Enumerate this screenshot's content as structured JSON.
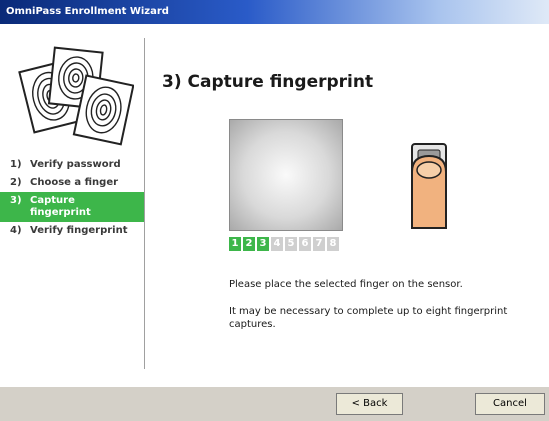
{
  "window": {
    "title": "OmniPass Enrollment Wizard"
  },
  "steps": [
    {
      "num": "1)",
      "label": "Verify password",
      "active": false
    },
    {
      "num": "2)",
      "label": "Choose a finger",
      "active": false
    },
    {
      "num": "3)",
      "label": "Capture fingerprint",
      "active": true
    },
    {
      "num": "4)",
      "label": "Verify fingerprint",
      "active": false
    }
  ],
  "main": {
    "title": "3)  Capture fingerprint",
    "captures": {
      "labels": [
        "1",
        "2",
        "3",
        "4",
        "5",
        "6",
        "7",
        "8"
      ],
      "completed": 3
    },
    "instruction": "Please place the selected finger on the sensor.",
    "note": "It may be necessary to complete up to eight fingerprint captures."
  },
  "buttons": {
    "back": "< Back",
    "cancel": "Cancel"
  },
  "colors": {
    "accent": "#3db64a",
    "title_bar": "#0a2a78"
  }
}
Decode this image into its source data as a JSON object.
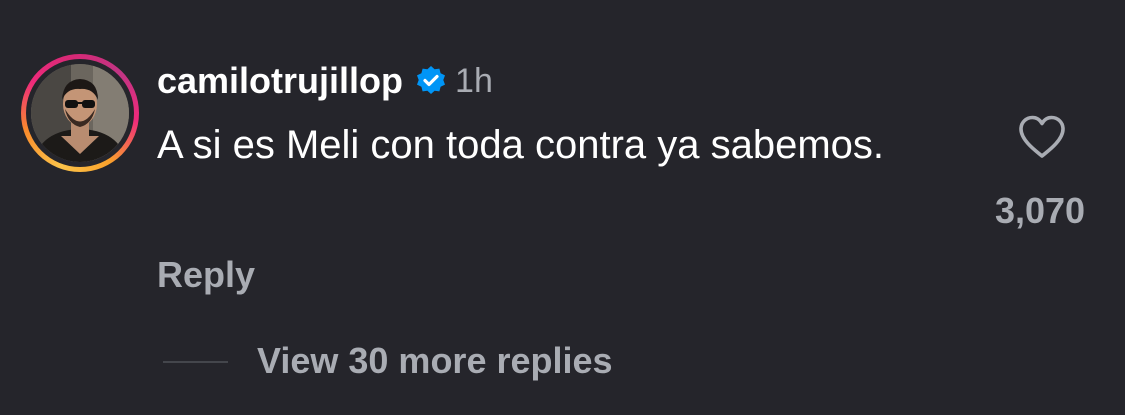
{
  "comment": {
    "username": "camilotrujillop",
    "verified": true,
    "time": "1h",
    "text": "A si es Meli con toda contra ya sabemos.",
    "reply_label": "Reply",
    "like_count": "3,070",
    "view_replies_label": "View 30 more replies"
  },
  "icons": {
    "avatar": "profile-photo",
    "verified": "verified-badge-icon",
    "like": "heart-outline-icon"
  },
  "colors": {
    "background": "#25252b",
    "primary_text": "#ffffff",
    "secondary_text": "#a9acb3",
    "verified_blue": "#0095f6"
  }
}
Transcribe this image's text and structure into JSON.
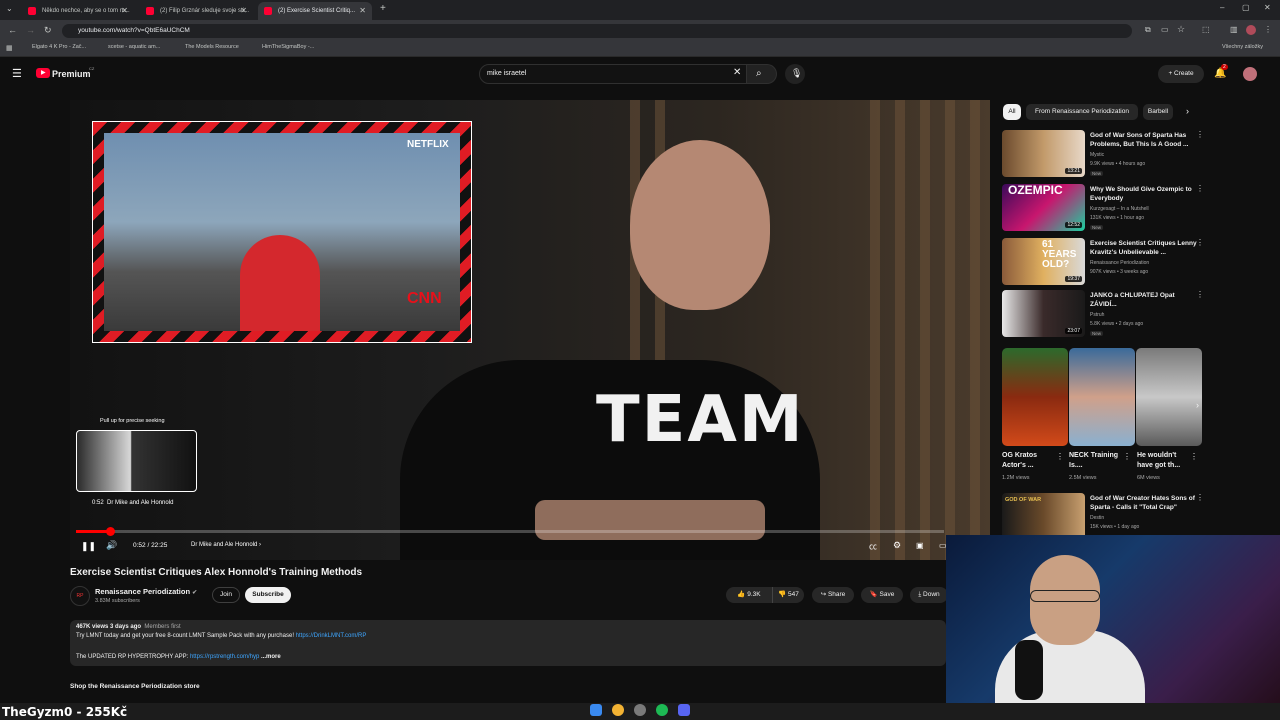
{
  "browser": {
    "tabs": [
      {
        "label": "Někdo nechce, aby se o tom m..."
      },
      {
        "label": "(2) Filip Grznár sleduje svoje sti..."
      },
      {
        "label": "(2) Exercise Scientist Critiq..."
      }
    ],
    "url": "youtube.com/watch?v=QbtE6aUChCM",
    "bookmarks": [
      "Elgato 4 K Pro - Zač...",
      "scetse - aquatic am...",
      "The Models Resource",
      "HimTheSigmaBoy -..."
    ],
    "all_bookmarks": "Všechny záložky"
  },
  "yt": {
    "logo": "Premium",
    "logo_region": "CZ",
    "search_value": "mike israetel",
    "create_label": "Create",
    "notif_count": "2"
  },
  "player": {
    "pip_netflix": "NETFLIX",
    "pip_cnn": "CNN",
    "shirt_text": "TEAM",
    "preview_hint": "Pull up for precise seeking",
    "preview_time": "0:52",
    "preview_chapter": "Dr Mike and Ale Honnold",
    "time": "0:52 / 22:25",
    "chapter": "Dr Mike and Ale Honnold",
    "progress_fraction": 0.039
  },
  "video": {
    "title": "Exercise Scientist Critiques Alex Honnold's Training Methods",
    "channel": "Renaissance Periodization",
    "channel_avatar_text": "RP",
    "subs": "3.83M subscribers",
    "join": "Join",
    "subscribe": "Subscribe",
    "likes": "9.3K",
    "dislikes": "547",
    "share": "Share",
    "save": "Save",
    "download": "Down",
    "desc_meta": "467K views  3 days ago",
    "desc_members": "Members first",
    "desc_line1": "Try LMNT today and get your free 8-count LMNT Sample Pack with any purchase!",
    "desc_link1": "https://DrinkLMNT.com/RP",
    "desc_line2": "The UPDATED RP HYPERTROPHY APP:",
    "desc_link2": "https://rpstrength.com/hyp",
    "desc_more": "...more",
    "shop": "Shop the Renaissance Periodization store"
  },
  "sidebar": {
    "chips": [
      "All",
      "From Renaissance Periodization",
      "Barbell"
    ],
    "recs": [
      {
        "title": "God of War Sons of Sparta Has Problems, But This Is A Good ...",
        "channel": "Mystic",
        "meta": "9.9K views • 4 hours ago",
        "new": "New",
        "dur": "13:21"
      },
      {
        "title": "Why We Should Give Ozempic to Everybody",
        "channel": "Kurzgesagt – In a Nutshell",
        "meta": "131K views • 1 hour ago",
        "new": "New",
        "dur": "12:52",
        "thumb_text": "OZEMPIC"
      },
      {
        "title": "Exercise Scientist Critiques Lenny Kravitz's Unbelievable ...",
        "channel": "Renaissance Periodization",
        "meta": "907K views • 3 weeks ago",
        "new": "",
        "dur": "19:37",
        "thumb_text": "61 YEARS OLD?"
      },
      {
        "title": "JANKO a CHLUPATEJ Opat ZÁVIDÍ...",
        "channel": "Pstruh",
        "meta": "5.8K views • 2 days ago",
        "new": "New",
        "dur": "23:07"
      }
    ],
    "shorts": [
      {
        "title": "OG Kratos Actor's ...",
        "views": "1.2M views"
      },
      {
        "title": "NECK Training Is....",
        "views": "2.5M views"
      },
      {
        "title": "He wouldn't have got th...",
        "views": "6M views"
      }
    ],
    "last": {
      "title": "God of War Creator Hates Sons of Sparta - Calls it \"Total Crap\"",
      "channel": "Destin",
      "meta": "15K views • 1 day ago",
      "thumb_text": "GOD OF WAR"
    }
  },
  "stream_overlay": "TheGyzm0 - 255Kč"
}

══════

▸ PROBLEM DETAILS
Every line is to be duplicated exactly, though pictures stay out.

▸ WRITTEN ANSWER
Enumerate this screenshot's content as structured JSON.
{
  "window": {
    "title": "OmniPass Enrollment Wizard"
  },
  "steps": [
    {
      "num": "1)",
      "label": "Verify password",
      "active": false
    },
    {
      "num": "2)",
      "label": "Choose a finger",
      "active": false
    },
    {
      "num": "3)",
      "label": "Capture fingerprint",
      "active": true
    },
    {
      "num": "4)",
      "label": "Verify fingerprint",
      "active": false
    }
  ],
  "main": {
    "title": "3)  Capture fingerprint",
    "captures": {
      "labels": [
        "1",
        "2",
        "3",
        "4",
        "5",
        "6",
        "7",
        "8"
      ],
      "completed": 3
    },
    "instruction": "Please place the selected finger on the sensor.",
    "note": "It may be necessary to complete up to eight fingerprint captures."
  },
  "buttons": {
    "back": "< Back",
    "cancel": "Cancel"
  },
  "colors": {
    "accent": "#3db64a",
    "title_bar": "#0a2a78"
  }
}
Decode this image into its source data as a JSON object.
{
  "comment": {
    "username": "camilotrujillop",
    "verified": true,
    "time": "1h",
    "text": "A si es Meli con toda contra ya sabemos.",
    "reply_label": "Reply",
    "like_count": "3,070",
    "view_replies_label": "View 30 more replies"
  },
  "icons": {
    "avatar": "profile-photo",
    "verified": "verified-badge-icon",
    "like": "heart-outline-icon"
  },
  "colors": {
    "background": "#25252b",
    "primary_text": "#ffffff",
    "secondary_text": "#a9acb3",
    "verified_blue": "#0095f6"
  }
}
Transcribe this image's text and structure into JSON.
{
  "browser": {
    "tabs": [
      {
        "label": "Někdo nechce, aby se o tom m..."
      },
      {
        "label": "(2) Filip Grznár sleduje svoje sti..."
      },
      {
        "label": "(2) Exercise Scientist Critiq..."
      }
    ],
    "url": "youtube.com/watch?v=QbtE6aUChCM",
    "bookmarks": [
      "Elgato 4 K Pro - Zač...",
      "scetse - aquatic am...",
      "The Models Resource",
      "HimTheSigmaBoy -..."
    ],
    "all_bookmarks": "Všechny záložky"
  },
  "yt": {
    "logo": "Premium",
    "logo_region": "CZ",
    "search_value": "mike israetel",
    "create_label": "Create",
    "notif_count": "2"
  },
  "player": {
    "pip_netflix": "NETFLIX",
    "pip_cnn": "CNN",
    "shirt_text": "TEAM",
    "preview_hint": "Pull up for precise seeking",
    "preview_time": "0:52",
    "preview_chapter": "Dr Mike and Ale Honnold",
    "time": "0:52 / 22:25",
    "chapter": "Dr Mike and Ale Honnold",
    "progress_fraction": 0.039
  },
  "video": {
    "title": "Exercise Scientist Critiques Alex Honnold's Training Methods",
    "channel": "Renaissance Periodization",
    "channel_avatar_text": "RP",
    "subs": "3.83M subscribers",
    "join": "Join",
    "subscribe": "Subscribe",
    "likes": "9.3K",
    "dislikes": "547",
    "share": "Share",
    "save": "Save",
    "download": "Down",
    "desc_meta": "467K views  3 days ago",
    "desc_members": "Members first",
    "desc_line1": "Try LMNT today and get your free 8-count LMNT Sample Pack with any purchase!",
    "desc_link1": "https://DrinkLMNT.com/RP",
    "desc_line2": "The UPDATED RP HYPERTROPHY APP:",
    "desc_link2": "https://rpstrength.com/hyp",
    "desc_more": "...more",
    "shop": "Shop the Renaissance Periodization store"
  },
  "sidebar": {
    "chips": [
      "All",
      "From Renaissance Periodization",
      "Barbell"
    ],
    "recs": [
      {
        "title": "God of War Sons of Sparta Has Problems, But This Is A Good ...",
        "channel": "Mystic",
        "meta": "9.9K views • 4 hours ago",
        "new": "New",
        "dur": "13:21"
      },
      {
        "title": "Why We Should Give Ozempic to Everybody",
        "channel": "Kurzgesagt – In a Nutshell",
        "meta": "131K views • 1 hour ago",
        "new": "New",
        "dur": "12:52",
        "thumb_text": "OZEMPIC"
      },
      {
        "title": "Exercise Scientist Critiques Lenny Kravitz's Unbelievable ...",
        "channel": "Renaissance Periodization",
        "meta": "907K views • 3 weeks ago",
        "new": "",
        "dur": "19:37",
        "thumb_text": "61 YEARS OLD?"
      },
      {
        "title": "JANKO a CHLUPATEJ Opat ZÁVIDÍ...",
        "channel": "Pstruh",
        "meta": "5.8K views • 2 days ago",
        "new": "New",
        "dur": "23:07"
      }
    ],
    "shorts": [
      {
        "title": "OG Kratos Actor's ...",
        "views": "1.2M views"
      },
      {
        "title": "NECK Training Is....",
        "views": "2.5M views"
      },
      {
        "title": "He wouldn't have got th...",
        "views": "6M views"
      }
    ],
    "last": {
      "title": "God of War Creator Hates Sons of Sparta - Calls it \"Total Crap\"",
      "channel": "Destin",
      "meta": "15K views • 1 day ago",
      "thumb_text": "GOD OF WAR"
    }
  },
  "stream_overlay": "TheGyzm0 - 255Kč"
}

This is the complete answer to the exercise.